▸ **EXERCISE DETAILS**:
Type out all the records word for word. Any pictures are to be left out.

▸ **INPUT**:
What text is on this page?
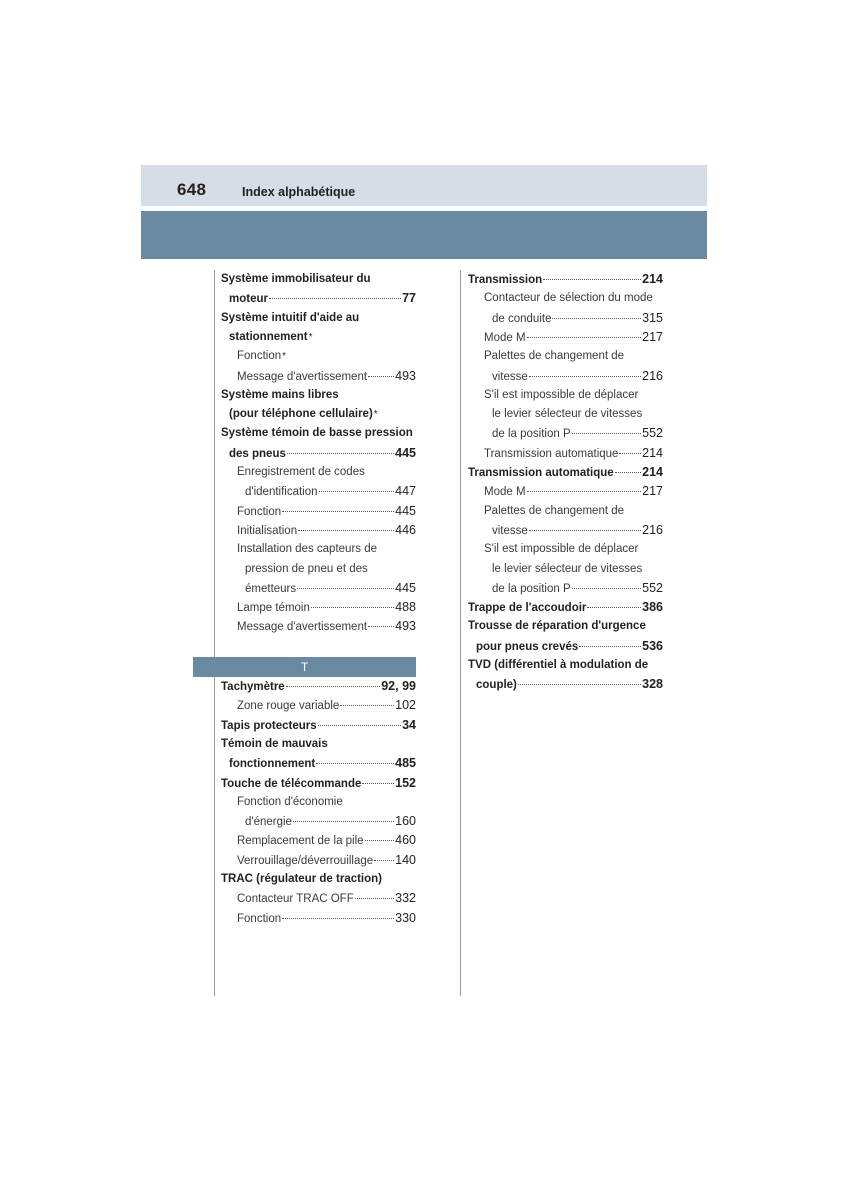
648	Index alphabétique
Système immobilisateur du
moteur	77
Système intuitif d'aide au
stationnement *
Fonction *
Message d'avertissement 493
Système mains libres
(pour téléphone cellulaire) *
Système témoin de basse pression
des pneus	445
Enregistrement de codes
d'identification	447
Fonction	445
Initialisation	446
Installation des capteurs de
pression de pneu et des
émetteurs	445
Lampe témoin	488
Message d'avertissement 493
T
Tachymètre	92, 99
Zone rouge variable	102
Tapis protecteurs	34
Témoin de mauvais
fonctionnement	485
Touche de télécommande	152
Fonction d'économie
d'énergie	160
Remplacement de la pile	460
Verrouillage/déverrouillage 140
TRAC (régulateur de traction)
Contacteur TRAC OFF	332
Fonction	330
Transmission	214
Contacteur de sélection du mode
de conduite	315
Mode M	217
Palettes de changement de
vitesse	216
S'il est impossible de déplacer
le levier sélecteur de vitesses
de la position P	552
Transmission automatique 214
Transmission automatique 214
Mode M	217
Palettes de changement de
vitesse	216
S'il est impossible de déplacer
le levier sélecteur de vitesses
de la position P	552
Trappe de l'accoudoir	386
Trousse de réparation d'urgence
pour pneus crevés	536
TVD (différentiel à modulation de
couple)	328
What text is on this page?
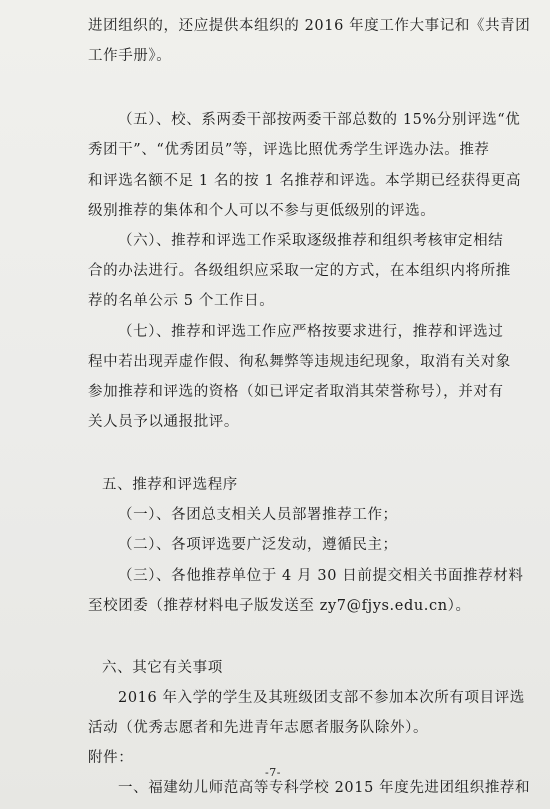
进团组织的，还应提供本组织的 2016 年度工作大事记和《共青团
工作手册》。
（五）、校、系两委干部按两委干部总数的 15%分别评选“优
秀团干”、“优秀团员”等，评选比照优秀学生评选办法。推荐
和评选名额不足 1 名的按 1 名推荐和评选。本学期已经获得更高
级别推荐的集体和个人可以不参与更低级别的评选。
（六）、推荐和评选工作采取逐级推荐和组织考核审定相结
合的办法进行。各级组织应采取一定的方式，在本组织内将所推
荐的名单公示 5 个工作日。
（七）、推荐和评选工作应严格按要求进行，推荐和评选过
程中若出现弄虚作假、徇私舞弊等违规违纪现象，取消有关对象
参加推荐和评选的资格（如已评定者取消其荣誉称号），并对有
关人员予以通报批评。
五、推荐和评选程序
（一）、各团总支相关人员部署推荐工作；
（二）、各项评选要广泛发动，遵循民主；
（三）、各他推荐单位于 4 月 30 日前提交相关书面推荐材料
至校团委（推荐材料电子版发送至 zy7@fjys.edu.cn）。
六、其它有关事项
2016 年入学的学生及其班级团支部不参加本次所有项目评选
活动（优秀志愿者和先进青年志愿者服务队除外）。
附件：
一、福建幼儿师范高等专科学校 2015 年度先进团组织推荐和
-7-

▸ **WORKED SOLUTION**:
What text is on this page?
648	Index alphabétique
Système immobilisateur du
moteur	77
Système intuitif d'aide au
stationnement *
Fonction *
Message d'avertissement 493
Système mains libres
(pour téléphone cellulaire) *
Système témoin de basse pression
des pneus	445
Enregistrement de codes
d'identification	447
Fonction	445
Initialisation	446
Installation des capteurs de
pression de pneu et des
émetteurs	445
Lampe témoin	488
Message d'avertissement 493
T
Tachymètre	92, 99
Zone rouge variable	102
Tapis protecteurs	34
Témoin de mauvais
fonctionnement	485
Touche de télécommande	152
Fonction d'économie
d'énergie	160
Remplacement de la pile	460
Verrouillage/déverrouillage 140
TRAC (régulateur de traction)
Contacteur TRAC OFF	332
Fonction	330
Transmission	214
Contacteur de sélection du mode
de conduite	315
Mode M	217
Palettes de changement de
vitesse	216
S'il est impossible de déplacer
le levier sélecteur de vitesses
de la position P	552
Transmission automatique 214
Transmission automatique 214
Mode M	217
Palettes de changement de
vitesse	216
S'il est impossible de déplacer
le levier sélecteur de vitesses
de la position P	552
Trappe de l'accoudoir	386
Trousse de réparation d'urgence
pour pneus crevés	536
TVD (différentiel à modulation de
couple)	328
What text is on this page?
进团组织的，还应提供本组织的 2016 年度工作大事记和《共青团
工作手册》。
（五）、校、系两委干部按两委干部总数的 15%分别评选“优
秀团干”、“优秀团员”等，评选比照优秀学生评选办法。推荐
和评选名额不足 1 名的按 1 名推荐和评选。本学期已经获得更高
级别推荐的集体和个人可以不参与更低级别的评选。
（六）、推荐和评选工作采取逐级推荐和组织考核审定相结
合的办法进行。各级组织应采取一定的方式，在本组织内将所推
荐的名单公示 5 个工作日。
（七）、推荐和评选工作应严格按要求进行，推荐和评选过
程中若出现弄虚作假、徇私舞弊等违规违纪现象，取消有关对象
参加推荐和评选的资格（如已评定者取消其荣誉称号），并对有
关人员予以通报批评。
五、推荐和评选程序
（一）、各团总支相关人员部署推荐工作；
（二）、各项评选要广泛发动，遵循民主；
（三）、各他推荐单位于 4 月 30 日前提交相关书面推荐材料
至校团委（推荐材料电子版发送至 zy7@fjys.edu.cn）。
六、其它有关事项
2016 年入学的学生及其班级团支部不参加本次所有项目评选
活动（优秀志愿者和先进青年志愿者服务队除外）。
附件：
一、福建幼儿师范高等专科学校 2015 年度先进团组织推荐和
-7-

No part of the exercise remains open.